:: Exercise requirements ::
With the pictures left out, copy the listing below exactly.

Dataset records
=======

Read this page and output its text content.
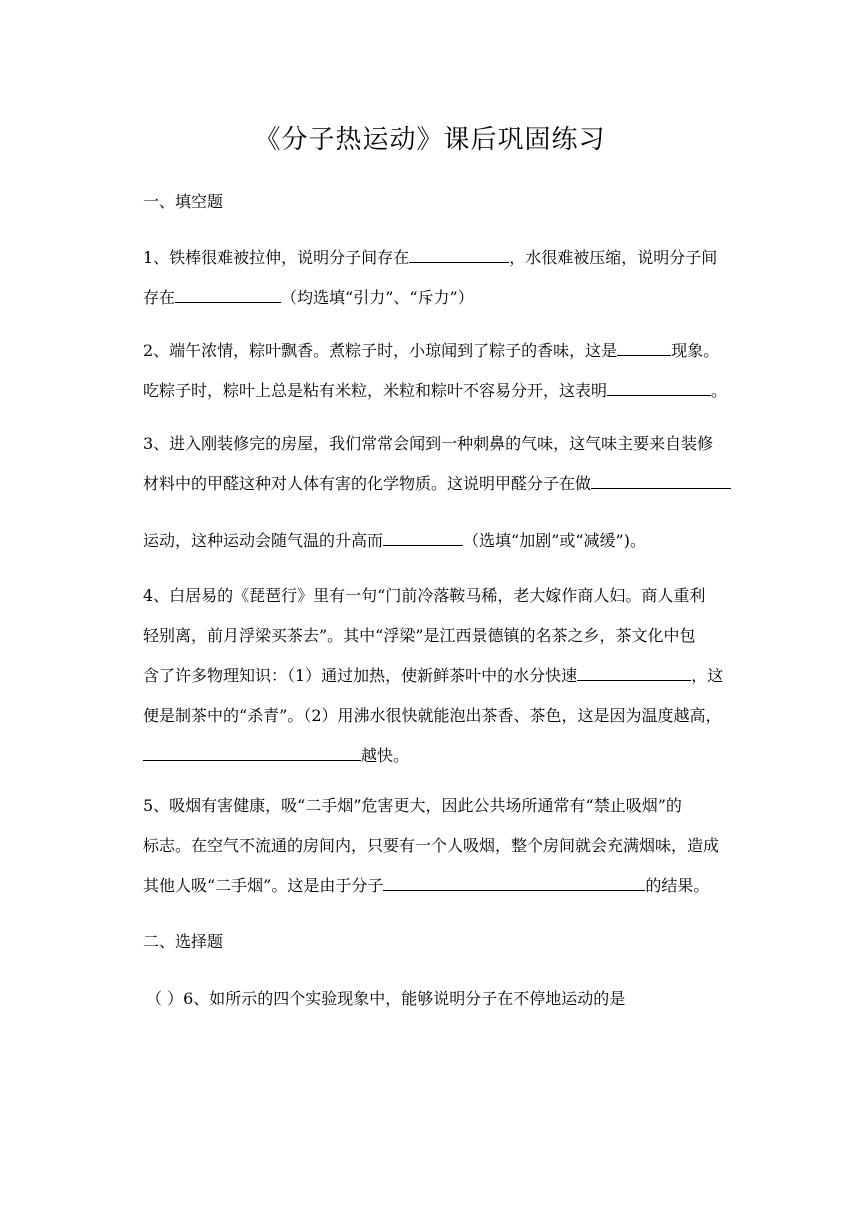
《分子热运动》课后巩固练习
一、填空题
1、铁棒很难被拉伸，说明分子间存在	，水很难被压缩，说明分子间
存在	（均选填“引力”、“斥力”）
2、端午浓情，粽叶飘香。煮粽子时，小琼闻到了粽子的香味，这是	现象。
吃粽子时，粽叶上总是粘有米粒，米粒和粽叶不容易分开，这表明	。
3、进入刚装修完的房屋，我们常常会闻到一种刺鼻的气味，这气味主要来自装修
材料中的甲醛这种对人体有害的化学物质。这说明甲醛分子在做
运动，这种运动会随气温的升高而	（选填“加剧”或“减缓”)。
4、白居易的《琵琶行》里有一句“门前冷落鞍马稀，老大嫁作商人妇。商人重利
轻别离，前月浮梁买茶去”。其中“浮梁”是江西景德镇的名茶之乡，茶文化中包
含了许多物理知识：（1）通过加热，使新鲜茶叶中的水分快速	，这
便是制茶中的“杀青”。（2）用沸水很快就能泡出茶香、茶色，这是因为温度越高，
越快。
5、吸烟有害健康，吸“二手烟”危害更大，因此公共场所通常有“禁止吸烟”的
标志。在空气不流通的房间内，只要有一个人吸烟，整个房间就会充满烟味，造成
其他人吸“二手烟”。这是由于分子	的结果。
二、选择题
（ ）6、如所示的四个实验现象中，能够说明分子在不停地运动的是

=======

:: Response to the exercise ::
Read this page and output its text content.
《分子热运动》课后巩固练习
一、填空题
1、铁棒很难被拉伸，说明分子间存在	，水很难被压缩，说明分子间
存在	（均选填“引力”、“斥力”）
2、端午浓情，粽叶飘香。煮粽子时，小琼闻到了粽子的香味，这是	现象。
吃粽子时，粽叶上总是粘有米粒，米粒和粽叶不容易分开，这表明	。
3、进入刚装修完的房屋，我们常常会闻到一种刺鼻的气味，这气味主要来自装修
材料中的甲醛这种对人体有害的化学物质。这说明甲醛分子在做
运动，这种运动会随气温的升高而	（选填“加剧”或“减缓”)。
4、白居易的《琵琶行》里有一句“门前冷落鞍马稀，老大嫁作商人妇。商人重利
轻别离，前月浮梁买茶去”。其中“浮梁”是江西景德镇的名茶之乡，茶文化中包
含了许多物理知识：（1）通过加热，使新鲜茶叶中的水分快速	，这
便是制茶中的“杀青”。（2）用沸水很快就能泡出茶香、茶色，这是因为温度越高，
越快。
5、吸烟有害健康，吸“二手烟”危害更大，因此公共场所通常有“禁止吸烟”的
标志。在空气不流通的房间内，只要有一个人吸烟，整个房间就会充满烟味，造成
其他人吸“二手烟”。这是由于分子	的结果。
二、选择题
（ ）6、如所示的四个实验现象中，能够说明分子在不停地运动的是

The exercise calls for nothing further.